■ **Entries provided**:
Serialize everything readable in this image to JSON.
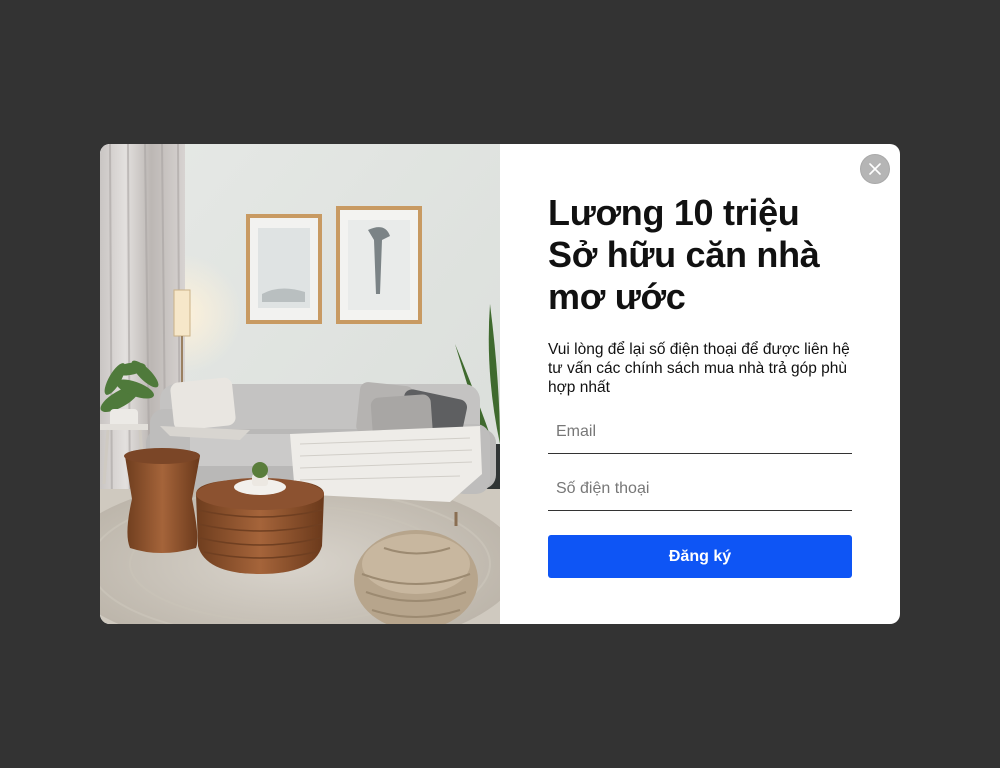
{
  "modal": {
    "image_alt": "living-room-photo",
    "close_icon": "close-icon",
    "headline": "Lương 10 triệu Sở hữu căn nhà mơ ước",
    "subtext": "Vui lòng để lại số điện thoại để được liên hệ tư vấn các chính sách mua nhà trả góp phù hợp nhất",
    "fields": {
      "email_placeholder": "Email",
      "phone_placeholder": "Số điện thoại"
    },
    "submit_label": "Đăng ký"
  },
  "colors": {
    "backdrop": "#333333",
    "accent": "#0e55f5",
    "close_bg": "#b5b5b5"
  }
}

■ **Direction**: Work out how many lines of the listing above include "thoại". Answer with the number and nothing more.

■ **Solution**: 2